Objective: Tally every line of the listing where the string "ylabel" is found, and state the total alone.

** Begin **

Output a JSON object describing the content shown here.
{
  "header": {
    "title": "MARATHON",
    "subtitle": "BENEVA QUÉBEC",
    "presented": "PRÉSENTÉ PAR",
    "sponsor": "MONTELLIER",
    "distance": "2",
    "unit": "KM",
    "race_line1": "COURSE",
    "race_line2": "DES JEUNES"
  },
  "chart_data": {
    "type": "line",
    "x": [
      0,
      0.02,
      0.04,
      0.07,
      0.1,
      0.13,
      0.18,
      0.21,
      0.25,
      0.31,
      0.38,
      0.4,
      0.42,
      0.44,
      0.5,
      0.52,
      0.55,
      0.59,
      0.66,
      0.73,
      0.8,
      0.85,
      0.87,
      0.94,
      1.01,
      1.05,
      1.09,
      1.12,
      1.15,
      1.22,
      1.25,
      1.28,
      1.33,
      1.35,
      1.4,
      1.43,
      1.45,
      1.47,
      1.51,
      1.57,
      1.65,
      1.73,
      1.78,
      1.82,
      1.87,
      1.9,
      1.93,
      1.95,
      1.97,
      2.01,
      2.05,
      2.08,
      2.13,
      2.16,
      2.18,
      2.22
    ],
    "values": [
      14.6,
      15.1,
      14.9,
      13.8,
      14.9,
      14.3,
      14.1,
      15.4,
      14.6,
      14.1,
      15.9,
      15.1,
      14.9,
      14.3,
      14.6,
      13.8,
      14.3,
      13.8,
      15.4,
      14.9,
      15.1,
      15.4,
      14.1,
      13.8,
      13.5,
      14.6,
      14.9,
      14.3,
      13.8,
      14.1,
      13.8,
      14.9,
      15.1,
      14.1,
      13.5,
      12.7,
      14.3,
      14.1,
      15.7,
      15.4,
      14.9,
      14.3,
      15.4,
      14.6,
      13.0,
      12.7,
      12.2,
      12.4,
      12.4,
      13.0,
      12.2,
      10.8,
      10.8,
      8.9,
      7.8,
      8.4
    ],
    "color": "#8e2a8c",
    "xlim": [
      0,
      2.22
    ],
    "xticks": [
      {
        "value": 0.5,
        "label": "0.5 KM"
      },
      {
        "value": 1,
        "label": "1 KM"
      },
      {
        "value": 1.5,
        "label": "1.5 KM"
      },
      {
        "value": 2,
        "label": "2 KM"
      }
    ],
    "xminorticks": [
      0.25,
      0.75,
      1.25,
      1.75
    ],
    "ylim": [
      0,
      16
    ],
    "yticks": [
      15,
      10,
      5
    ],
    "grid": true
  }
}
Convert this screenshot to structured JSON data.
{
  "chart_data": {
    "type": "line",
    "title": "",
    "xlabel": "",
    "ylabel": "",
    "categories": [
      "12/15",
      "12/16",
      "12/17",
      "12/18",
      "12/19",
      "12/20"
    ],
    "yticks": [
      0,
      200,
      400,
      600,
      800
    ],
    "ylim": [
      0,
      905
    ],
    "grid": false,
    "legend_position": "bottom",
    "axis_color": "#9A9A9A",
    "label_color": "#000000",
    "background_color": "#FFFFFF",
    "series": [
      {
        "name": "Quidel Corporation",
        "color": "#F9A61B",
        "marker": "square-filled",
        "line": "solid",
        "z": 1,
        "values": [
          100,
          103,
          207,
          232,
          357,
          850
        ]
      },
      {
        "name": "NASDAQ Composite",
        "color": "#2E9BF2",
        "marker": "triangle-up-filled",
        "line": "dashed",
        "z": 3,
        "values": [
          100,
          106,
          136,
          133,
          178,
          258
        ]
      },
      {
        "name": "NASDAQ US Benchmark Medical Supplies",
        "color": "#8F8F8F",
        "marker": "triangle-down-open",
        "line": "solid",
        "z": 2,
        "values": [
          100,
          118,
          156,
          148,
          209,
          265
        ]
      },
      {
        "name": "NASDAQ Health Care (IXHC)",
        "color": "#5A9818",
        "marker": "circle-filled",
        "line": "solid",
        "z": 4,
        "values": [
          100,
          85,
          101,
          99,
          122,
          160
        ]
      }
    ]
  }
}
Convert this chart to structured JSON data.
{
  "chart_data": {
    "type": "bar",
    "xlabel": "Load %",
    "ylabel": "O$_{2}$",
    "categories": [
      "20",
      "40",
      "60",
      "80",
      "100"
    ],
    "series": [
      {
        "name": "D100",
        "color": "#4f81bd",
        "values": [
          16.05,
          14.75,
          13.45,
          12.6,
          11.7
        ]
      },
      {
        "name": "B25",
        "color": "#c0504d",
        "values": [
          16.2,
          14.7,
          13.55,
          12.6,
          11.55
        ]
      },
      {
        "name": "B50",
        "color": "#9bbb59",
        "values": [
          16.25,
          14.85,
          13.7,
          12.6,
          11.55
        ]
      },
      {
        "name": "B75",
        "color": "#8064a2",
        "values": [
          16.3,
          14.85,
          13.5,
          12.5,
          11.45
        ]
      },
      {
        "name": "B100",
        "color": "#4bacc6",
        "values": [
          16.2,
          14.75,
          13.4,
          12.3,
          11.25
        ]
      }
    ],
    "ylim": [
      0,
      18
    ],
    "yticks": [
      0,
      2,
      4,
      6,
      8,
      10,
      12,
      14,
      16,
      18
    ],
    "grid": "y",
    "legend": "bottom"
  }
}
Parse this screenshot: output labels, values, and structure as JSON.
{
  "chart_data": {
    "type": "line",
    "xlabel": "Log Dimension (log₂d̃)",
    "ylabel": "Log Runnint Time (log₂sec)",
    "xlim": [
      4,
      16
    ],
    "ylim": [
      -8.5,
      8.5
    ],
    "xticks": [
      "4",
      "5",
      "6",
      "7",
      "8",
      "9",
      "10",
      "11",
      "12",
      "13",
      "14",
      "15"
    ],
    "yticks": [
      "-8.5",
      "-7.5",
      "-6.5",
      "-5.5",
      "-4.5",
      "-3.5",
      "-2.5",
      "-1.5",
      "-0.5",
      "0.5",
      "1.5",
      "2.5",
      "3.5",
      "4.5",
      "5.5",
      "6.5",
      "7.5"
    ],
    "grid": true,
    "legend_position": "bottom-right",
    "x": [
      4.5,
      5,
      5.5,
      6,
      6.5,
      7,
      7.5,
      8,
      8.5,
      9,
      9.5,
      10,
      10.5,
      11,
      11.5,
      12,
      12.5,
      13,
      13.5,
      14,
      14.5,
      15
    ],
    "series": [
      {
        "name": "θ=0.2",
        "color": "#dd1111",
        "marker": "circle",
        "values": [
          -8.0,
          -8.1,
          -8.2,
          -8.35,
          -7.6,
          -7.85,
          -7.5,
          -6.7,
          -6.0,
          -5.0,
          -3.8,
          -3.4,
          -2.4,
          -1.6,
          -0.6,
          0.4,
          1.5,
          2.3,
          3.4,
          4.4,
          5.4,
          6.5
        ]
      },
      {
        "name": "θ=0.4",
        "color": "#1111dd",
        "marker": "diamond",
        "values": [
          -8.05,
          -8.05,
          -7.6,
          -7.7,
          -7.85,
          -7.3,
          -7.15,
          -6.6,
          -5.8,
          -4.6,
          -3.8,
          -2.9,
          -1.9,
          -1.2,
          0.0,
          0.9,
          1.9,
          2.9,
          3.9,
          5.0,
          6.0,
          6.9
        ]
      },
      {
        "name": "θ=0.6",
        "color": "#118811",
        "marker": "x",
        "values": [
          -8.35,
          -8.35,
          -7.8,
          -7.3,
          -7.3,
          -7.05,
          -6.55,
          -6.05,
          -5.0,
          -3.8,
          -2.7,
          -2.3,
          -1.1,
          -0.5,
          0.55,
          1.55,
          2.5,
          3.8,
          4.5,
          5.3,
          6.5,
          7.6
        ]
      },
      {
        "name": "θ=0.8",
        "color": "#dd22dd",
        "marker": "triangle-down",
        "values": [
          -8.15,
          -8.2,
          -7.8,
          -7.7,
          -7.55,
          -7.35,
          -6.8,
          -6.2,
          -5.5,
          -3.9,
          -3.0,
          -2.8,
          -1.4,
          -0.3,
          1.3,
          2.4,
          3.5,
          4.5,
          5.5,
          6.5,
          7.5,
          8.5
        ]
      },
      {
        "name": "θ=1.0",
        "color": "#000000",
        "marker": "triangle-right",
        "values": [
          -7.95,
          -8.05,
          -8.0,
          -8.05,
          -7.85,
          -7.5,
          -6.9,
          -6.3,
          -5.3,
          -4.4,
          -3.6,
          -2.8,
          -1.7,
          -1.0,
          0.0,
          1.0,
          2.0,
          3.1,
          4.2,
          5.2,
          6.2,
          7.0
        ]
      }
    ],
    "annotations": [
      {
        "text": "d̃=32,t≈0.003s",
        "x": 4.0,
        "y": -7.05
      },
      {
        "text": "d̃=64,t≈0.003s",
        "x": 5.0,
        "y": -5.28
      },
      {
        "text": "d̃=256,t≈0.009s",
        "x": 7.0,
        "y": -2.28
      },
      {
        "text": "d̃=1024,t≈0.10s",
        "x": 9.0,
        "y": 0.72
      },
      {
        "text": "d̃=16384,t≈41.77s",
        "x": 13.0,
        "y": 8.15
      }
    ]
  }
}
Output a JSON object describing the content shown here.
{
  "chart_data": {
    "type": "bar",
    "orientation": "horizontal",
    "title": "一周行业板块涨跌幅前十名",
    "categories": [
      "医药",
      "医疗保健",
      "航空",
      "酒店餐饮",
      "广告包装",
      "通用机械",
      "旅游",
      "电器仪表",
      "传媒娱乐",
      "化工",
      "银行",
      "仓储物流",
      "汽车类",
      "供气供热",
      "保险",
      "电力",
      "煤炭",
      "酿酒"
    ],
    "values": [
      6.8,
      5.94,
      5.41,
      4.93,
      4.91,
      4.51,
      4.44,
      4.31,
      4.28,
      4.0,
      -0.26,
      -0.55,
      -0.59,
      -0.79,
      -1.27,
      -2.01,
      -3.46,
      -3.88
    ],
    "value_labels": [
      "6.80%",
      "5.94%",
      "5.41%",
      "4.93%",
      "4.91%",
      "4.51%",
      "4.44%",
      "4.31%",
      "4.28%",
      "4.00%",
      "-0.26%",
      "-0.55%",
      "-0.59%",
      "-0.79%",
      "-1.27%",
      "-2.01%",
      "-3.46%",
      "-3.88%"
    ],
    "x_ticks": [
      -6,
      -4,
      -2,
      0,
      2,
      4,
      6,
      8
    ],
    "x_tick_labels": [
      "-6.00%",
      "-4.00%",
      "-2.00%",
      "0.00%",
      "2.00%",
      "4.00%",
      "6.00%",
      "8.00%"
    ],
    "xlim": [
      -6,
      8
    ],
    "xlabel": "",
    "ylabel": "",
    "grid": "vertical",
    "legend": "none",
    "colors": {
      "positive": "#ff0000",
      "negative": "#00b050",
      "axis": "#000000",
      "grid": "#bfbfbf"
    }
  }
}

** End **

Result of the task: 4